* **Your objective**
Can you reproduce all of the material below with "Vehicles" substituted for "Drones" and nothing else changed?

* **Rows**
>>

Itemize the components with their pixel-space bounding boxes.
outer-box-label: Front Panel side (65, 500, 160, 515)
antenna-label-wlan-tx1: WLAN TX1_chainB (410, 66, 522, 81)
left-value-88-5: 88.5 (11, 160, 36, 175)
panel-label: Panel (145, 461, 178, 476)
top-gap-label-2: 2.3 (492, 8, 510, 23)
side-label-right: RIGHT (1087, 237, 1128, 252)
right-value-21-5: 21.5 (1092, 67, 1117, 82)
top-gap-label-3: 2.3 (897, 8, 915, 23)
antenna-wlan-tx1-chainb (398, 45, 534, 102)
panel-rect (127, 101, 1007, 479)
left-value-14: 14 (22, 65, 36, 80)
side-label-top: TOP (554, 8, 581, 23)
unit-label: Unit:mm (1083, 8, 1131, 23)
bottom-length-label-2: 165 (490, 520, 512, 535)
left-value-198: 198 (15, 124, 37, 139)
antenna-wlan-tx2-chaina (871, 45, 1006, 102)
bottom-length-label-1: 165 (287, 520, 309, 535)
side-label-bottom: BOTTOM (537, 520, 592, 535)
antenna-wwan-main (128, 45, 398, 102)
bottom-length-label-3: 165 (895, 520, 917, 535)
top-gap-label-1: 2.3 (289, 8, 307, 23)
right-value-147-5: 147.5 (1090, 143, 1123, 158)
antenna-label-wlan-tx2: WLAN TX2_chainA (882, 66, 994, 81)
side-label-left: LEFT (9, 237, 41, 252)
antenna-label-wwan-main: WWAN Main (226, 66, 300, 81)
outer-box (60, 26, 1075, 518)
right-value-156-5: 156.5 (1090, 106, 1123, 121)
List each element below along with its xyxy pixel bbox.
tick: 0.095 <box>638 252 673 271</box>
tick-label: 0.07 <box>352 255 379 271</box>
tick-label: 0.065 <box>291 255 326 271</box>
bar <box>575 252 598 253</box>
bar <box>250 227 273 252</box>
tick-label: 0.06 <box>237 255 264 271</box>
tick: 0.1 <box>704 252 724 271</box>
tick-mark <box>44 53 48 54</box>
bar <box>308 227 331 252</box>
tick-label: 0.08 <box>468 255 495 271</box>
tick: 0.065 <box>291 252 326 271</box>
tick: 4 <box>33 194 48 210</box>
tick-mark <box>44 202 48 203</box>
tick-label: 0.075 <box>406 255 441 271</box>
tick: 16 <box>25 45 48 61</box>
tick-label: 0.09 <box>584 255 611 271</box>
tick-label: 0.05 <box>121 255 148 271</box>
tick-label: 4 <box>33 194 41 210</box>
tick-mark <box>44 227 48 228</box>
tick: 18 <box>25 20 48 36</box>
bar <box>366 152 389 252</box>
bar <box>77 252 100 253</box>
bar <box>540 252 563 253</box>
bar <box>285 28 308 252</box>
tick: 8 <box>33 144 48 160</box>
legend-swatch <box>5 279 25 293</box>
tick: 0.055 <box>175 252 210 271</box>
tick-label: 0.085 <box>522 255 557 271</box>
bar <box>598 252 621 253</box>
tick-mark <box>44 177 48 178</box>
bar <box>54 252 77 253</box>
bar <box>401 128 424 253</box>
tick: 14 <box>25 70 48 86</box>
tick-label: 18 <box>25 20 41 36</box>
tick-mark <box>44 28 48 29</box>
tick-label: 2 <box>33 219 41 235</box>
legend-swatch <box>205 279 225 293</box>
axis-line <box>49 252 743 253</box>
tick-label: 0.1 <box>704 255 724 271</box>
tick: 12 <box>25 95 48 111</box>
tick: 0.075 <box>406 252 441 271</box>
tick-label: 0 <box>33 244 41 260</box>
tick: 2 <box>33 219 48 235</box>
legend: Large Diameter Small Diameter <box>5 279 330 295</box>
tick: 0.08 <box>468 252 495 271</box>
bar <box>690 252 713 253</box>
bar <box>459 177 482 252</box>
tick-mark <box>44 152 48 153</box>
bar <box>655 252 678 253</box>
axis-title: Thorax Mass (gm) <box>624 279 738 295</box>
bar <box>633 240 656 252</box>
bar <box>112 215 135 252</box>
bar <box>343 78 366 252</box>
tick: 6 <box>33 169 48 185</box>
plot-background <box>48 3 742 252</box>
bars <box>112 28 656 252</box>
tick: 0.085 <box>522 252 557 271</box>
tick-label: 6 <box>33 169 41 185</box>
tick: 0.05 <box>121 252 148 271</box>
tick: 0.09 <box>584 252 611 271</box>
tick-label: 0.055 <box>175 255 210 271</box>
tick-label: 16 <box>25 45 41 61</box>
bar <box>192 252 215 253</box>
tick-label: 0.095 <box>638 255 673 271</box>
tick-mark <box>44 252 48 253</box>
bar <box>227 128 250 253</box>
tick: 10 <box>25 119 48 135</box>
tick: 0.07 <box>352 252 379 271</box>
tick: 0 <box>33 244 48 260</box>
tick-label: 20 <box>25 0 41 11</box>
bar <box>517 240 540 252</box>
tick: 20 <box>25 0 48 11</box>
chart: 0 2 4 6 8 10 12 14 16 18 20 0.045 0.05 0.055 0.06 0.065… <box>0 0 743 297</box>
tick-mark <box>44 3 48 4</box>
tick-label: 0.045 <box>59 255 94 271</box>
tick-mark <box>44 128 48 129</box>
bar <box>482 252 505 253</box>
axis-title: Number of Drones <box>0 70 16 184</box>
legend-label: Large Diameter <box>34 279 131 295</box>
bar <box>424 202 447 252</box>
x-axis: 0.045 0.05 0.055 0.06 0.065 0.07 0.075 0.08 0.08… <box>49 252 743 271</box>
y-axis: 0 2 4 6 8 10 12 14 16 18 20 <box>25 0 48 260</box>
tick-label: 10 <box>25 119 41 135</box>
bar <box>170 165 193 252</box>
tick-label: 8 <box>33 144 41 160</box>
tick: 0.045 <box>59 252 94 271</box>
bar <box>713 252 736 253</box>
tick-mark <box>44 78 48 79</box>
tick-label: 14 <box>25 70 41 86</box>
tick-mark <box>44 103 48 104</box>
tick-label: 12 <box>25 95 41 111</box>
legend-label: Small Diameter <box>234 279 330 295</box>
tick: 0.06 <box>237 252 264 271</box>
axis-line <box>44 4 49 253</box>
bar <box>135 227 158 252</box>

<<

* **Expected answer**
Itemize the components with their pixel-space bounding boxes.
outer-box-label: Front Panel side (65, 500, 160, 515)
antenna-label-wlan-tx1: WLAN TX1_chainB (410, 66, 522, 81)
left-value-88-5: 88.5 (11, 160, 36, 175)
panel-label: Panel (145, 461, 178, 476)
top-gap-label-2: 2.3 (492, 8, 510, 23)
side-label-right: RIGHT (1087, 237, 1128, 252)
right-value-21-5: 21.5 (1092, 67, 1117, 82)
top-gap-label-3: 2.3 (897, 8, 915, 23)
antenna-wlan-tx1-chainb (398, 45, 534, 102)
panel-rect (127, 101, 1007, 479)
left-value-14: 14 (22, 65, 36, 80)
side-label-top: TOP (554, 8, 581, 23)
unit-label: Unit:mm (1083, 8, 1131, 23)
bottom-length-label-2: 165 (490, 520, 512, 535)
left-value-198: 198 (15, 124, 37, 139)
antenna-wlan-tx2-chaina (871, 45, 1006, 102)
bottom-length-label-1: 165 (287, 520, 309, 535)
side-label-bottom: BOTTOM (537, 520, 592, 535)
antenna-wwan-main (128, 45, 398, 102)
bottom-length-label-3: 165 (895, 520, 917, 535)
top-gap-label-1: 2.3 (289, 8, 307, 23)
right-value-147-5: 147.5 (1090, 143, 1123, 158)
antenna-label-wlan-tx2: WLAN TX2_chainA (882, 66, 994, 81)
side-label-left: LEFT (9, 237, 41, 252)
antenna-label-wwan-main: WWAN Main (226, 66, 300, 81)
outer-box (60, 26, 1075, 518)
right-value-156-5: 156.5 (1090, 106, 1123, 121)
List each element below along with its xyxy pixel bbox.
tick: 0.095 <box>638 252 673 271</box>
tick-label: 0.07 <box>352 255 379 271</box>
tick-label: 0.065 <box>291 255 326 271</box>
bar <box>575 252 598 253</box>
bar <box>250 227 273 252</box>
tick-label: 0.06 <box>237 255 264 271</box>
tick: 0.1 <box>704 252 724 271</box>
tick-mark <box>44 53 48 54</box>
bar <box>308 227 331 252</box>
tick-label: 0.08 <box>468 255 495 271</box>
tick: 0.065 <box>291 252 326 271</box>
tick: 4 <box>33 194 48 210</box>
tick-mark <box>44 202 48 203</box>
tick-label: 0.075 <box>406 255 441 271</box>
tick: 16 <box>25 45 48 61</box>
tick-label: 0.09 <box>584 255 611 271</box>
tick-label: 0.05 <box>121 255 148 271</box>
tick-label: 4 <box>33 194 41 210</box>
tick-mark <box>44 227 48 228</box>
tick: 18 <box>25 20 48 36</box>
bar <box>366 152 389 252</box>
bar <box>77 252 100 253</box>
bar <box>540 252 563 253</box>
bar <box>285 28 308 252</box>
tick: 8 <box>33 144 48 160</box>
legend-swatch <box>5 279 25 293</box>
tick: 0.055 <box>175 252 210 271</box>
tick-label: 0.085 <box>522 255 557 271</box>
bar <box>598 252 621 253</box>
tick-mark <box>44 177 48 178</box>
bar <box>54 252 77 253</box>
bar <box>401 128 424 253</box>
tick: 14 <box>25 70 48 86</box>
tick-label: 18 <box>25 20 41 36</box>
tick-mark <box>44 28 48 29</box>
tick-label: 2 <box>33 219 41 235</box>
legend-swatch <box>205 279 225 293</box>
axis-line <box>49 252 743 253</box>
tick-label: 0.1 <box>704 255 724 271</box>
tick: 12 <box>25 95 48 111</box>
tick: 0.075 <box>406 252 441 271</box>
tick-label: 0 <box>33 244 41 260</box>
tick: 2 <box>33 219 48 235</box>
legend: Large Diameter Small Diameter <box>5 279 330 295</box>
tick: 0.08 <box>468 252 495 271</box>
bar <box>690 252 713 253</box>
bar <box>459 177 482 252</box>
tick-mark <box>44 152 48 153</box>
bar <box>655 252 678 253</box>
axis-title: Thorax Mass (gm) <box>624 279 738 295</box>
bar <box>633 240 656 252</box>
bar <box>112 215 135 252</box>
bar <box>343 78 366 252</box>
tick: 6 <box>33 169 48 185</box>
plot-background <box>48 3 742 252</box>
bars <box>112 28 656 252</box>
tick: 0.085 <box>522 252 557 271</box>
tick-label: 6 <box>33 169 41 185</box>
tick: 0.05 <box>121 252 148 271</box>
tick: 0.09 <box>584 252 611 271</box>
tick-label: 0.055 <box>175 255 210 271</box>
tick-label: 16 <box>25 45 41 61</box>
bar <box>192 252 215 253</box>
tick-label: 0.095 <box>638 255 673 271</box>
tick-mark <box>44 252 48 253</box>
bar <box>227 128 250 253</box>
tick: 10 <box>25 119 48 135</box>
tick: 0.07 <box>352 252 379 271</box>
tick: 0 <box>33 244 48 260</box>
tick-label: 20 <box>25 0 41 11</box>
bar <box>517 240 540 252</box>
tick: 20 <box>25 0 48 11</box>
chart: 0 2 4 6 8 10 12 14 16 18 20 0.045 0.05 0.055 0.06 0.065… <box>0 0 743 297</box>
tick-mark <box>44 3 48 4</box>
tick-label: 0.045 <box>59 255 94 271</box>
tick-mark <box>44 128 48 129</box>
bar <box>482 252 505 253</box>
axis-title: Number of Vehicles <box>0 70 16 184</box>
legend-label: Large Diameter <box>34 279 131 295</box>
bar <box>424 202 447 252</box>
x-axis: 0.045 0.05 0.055 0.06 0.065 0.07 0.075 0.08 0.08… <box>49 252 743 271</box>
y-axis: 0 2 4 6 8 10 12 14 16 18 20 <box>25 0 48 260</box>
tick-label: 10 <box>25 119 41 135</box>
bar <box>170 165 193 252</box>
tick-label: 8 <box>33 144 41 160</box>
tick: 0.045 <box>59 252 94 271</box>
bar <box>713 252 736 253</box>
tick-mark <box>44 78 48 79</box>
tick-label: 14 <box>25 70 41 86</box>
tick-mark <box>44 103 48 104</box>
tick-label: 12 <box>25 95 41 111</box>
legend-label: Small Diameter <box>234 279 330 295</box>
tick: 0.06 <box>237 252 264 271</box>
axis-line <box>44 4 49 253</box>
bar <box>135 227 158 252</box>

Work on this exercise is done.